Direction.
All of the lines below are to be transcribed faithfully, with pictures excluded from the copy.

--- START OF Data for the task ---

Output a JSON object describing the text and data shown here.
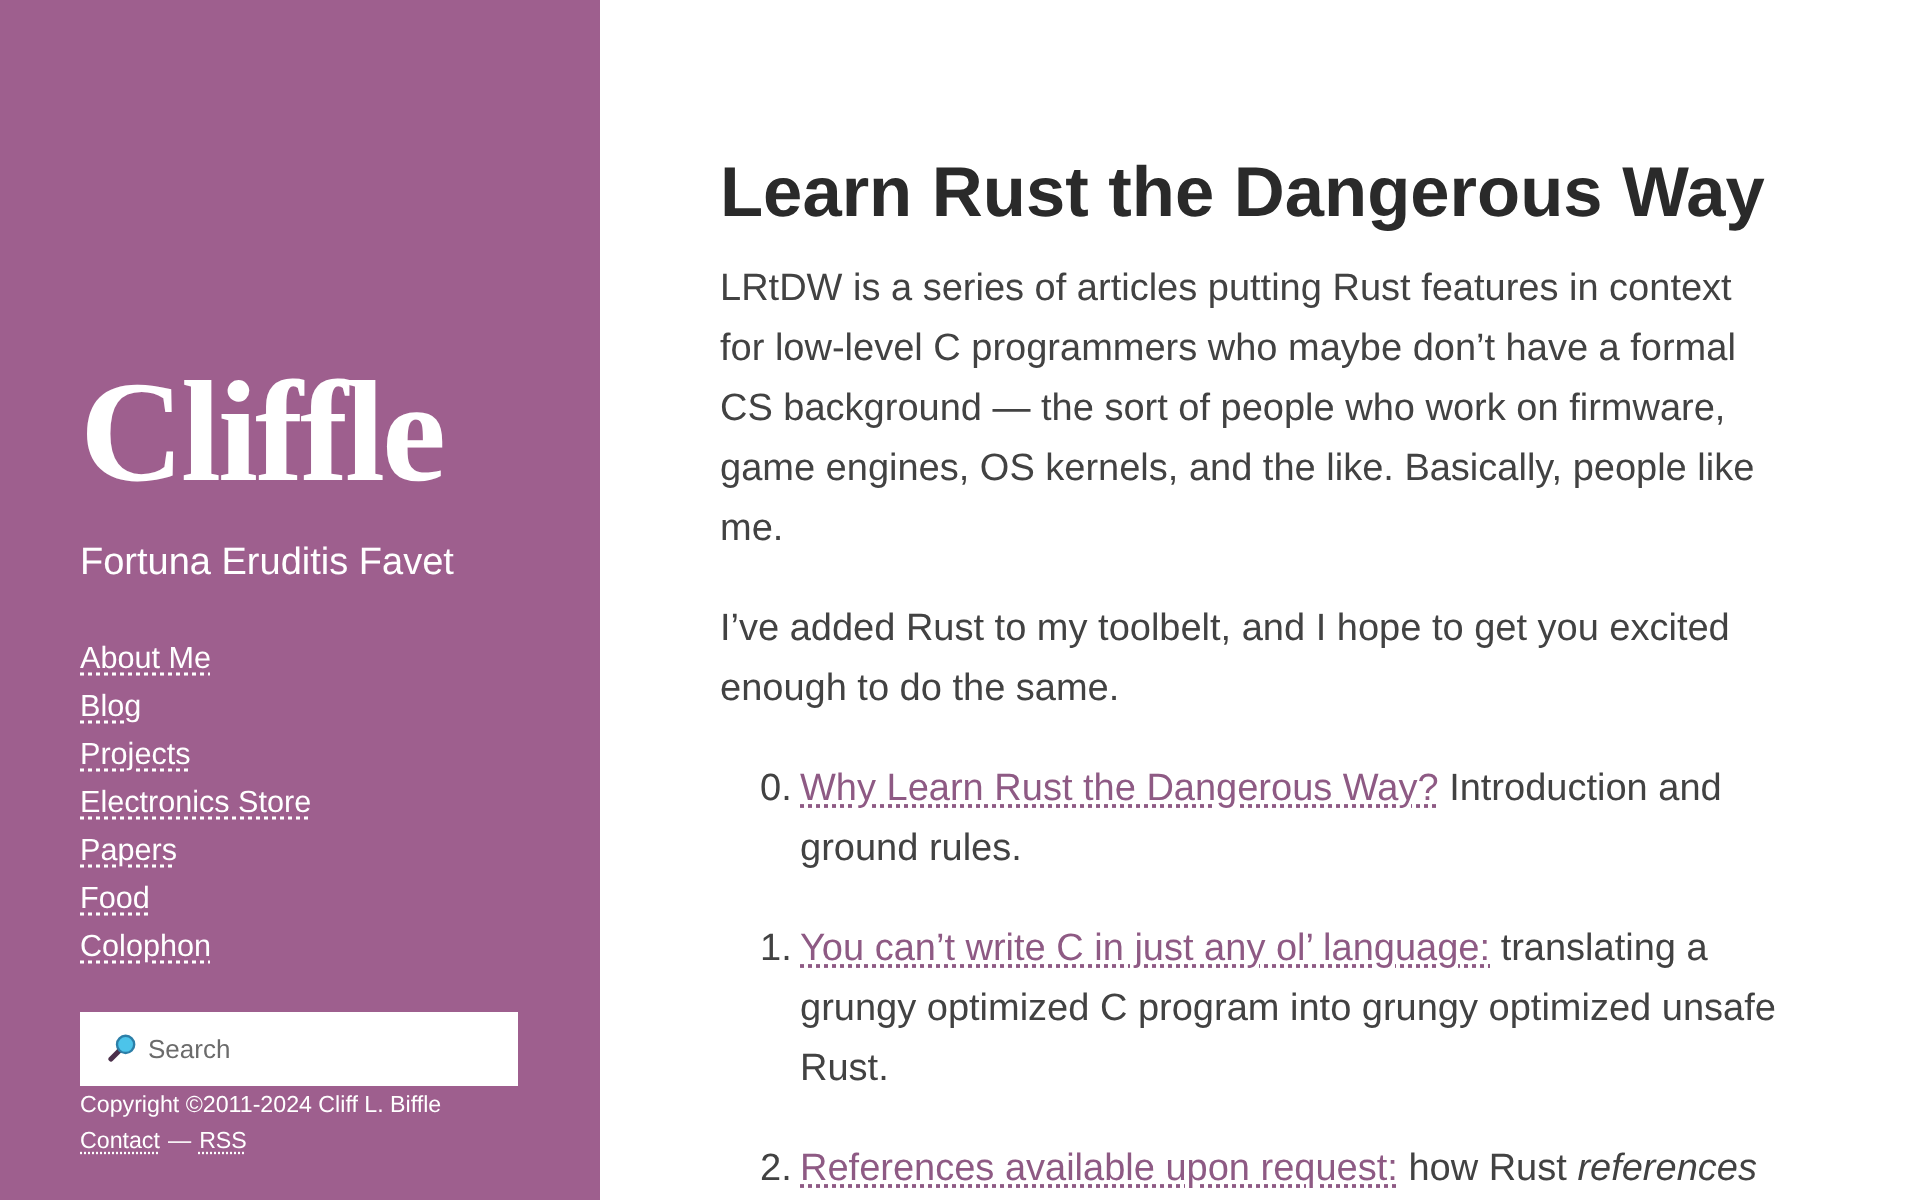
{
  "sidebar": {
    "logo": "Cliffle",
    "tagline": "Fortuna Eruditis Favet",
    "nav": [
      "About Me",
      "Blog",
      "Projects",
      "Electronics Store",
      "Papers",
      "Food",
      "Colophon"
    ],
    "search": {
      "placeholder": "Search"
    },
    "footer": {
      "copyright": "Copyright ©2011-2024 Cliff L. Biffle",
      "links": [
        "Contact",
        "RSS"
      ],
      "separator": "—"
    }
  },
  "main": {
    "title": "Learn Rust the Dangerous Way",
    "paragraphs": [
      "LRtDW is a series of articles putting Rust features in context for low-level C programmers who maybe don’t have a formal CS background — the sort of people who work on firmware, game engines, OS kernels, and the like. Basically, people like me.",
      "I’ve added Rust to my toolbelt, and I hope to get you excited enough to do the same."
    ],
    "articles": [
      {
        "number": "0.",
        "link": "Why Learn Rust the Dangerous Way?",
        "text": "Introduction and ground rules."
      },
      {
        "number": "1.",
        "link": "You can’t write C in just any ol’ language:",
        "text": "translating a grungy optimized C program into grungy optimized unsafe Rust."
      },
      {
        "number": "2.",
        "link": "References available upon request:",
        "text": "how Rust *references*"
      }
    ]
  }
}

--- END OF Data for the task ---

Response to this task.
Output a JSON object describing the text and data shown here.
{
  "sidebar": {
    "logo": "Cliffle",
    "tagline": "Fortuna Eruditis Favet",
    "nav": [
      "About Me",
      "Blog",
      "Projects",
      "Electronics Store",
      "Papers",
      "Food",
      "Colophon"
    ],
    "search": {
      "placeholder": "Search"
    },
    "footer": {
      "copyright": "Copyright ©2011-2024 Cliff L. Biffle",
      "links": [
        "Contact",
        "RSS"
      ],
      "separator": "—"
    }
  },
  "main": {
    "title": "Learn Rust the Dangerous Way",
    "paragraphs": [
      "LRtDW is a series of articles putting Rust features in context for low-level C programmers who maybe don’t have a formal CS background — the sort of people who work on firmware, game engines, OS kernels, and the like. Basically, people like me.",
      "I’ve added Rust to my toolbelt, and I hope to get you excited enough to do the same."
    ],
    "articles": [
      {
        "number": "0.",
        "link": "Why Learn Rust the Dangerous Way?",
        "text": "Introduction and ground rules."
      },
      {
        "number": "1.",
        "link": "You can’t write C in just any ol’ language:",
        "text": "translating a grungy optimized C program into grungy optimized unsafe Rust."
      },
      {
        "number": "2.",
        "link": "References available upon request:",
        "text": "how Rust *references*"
      }
    ]
  }
}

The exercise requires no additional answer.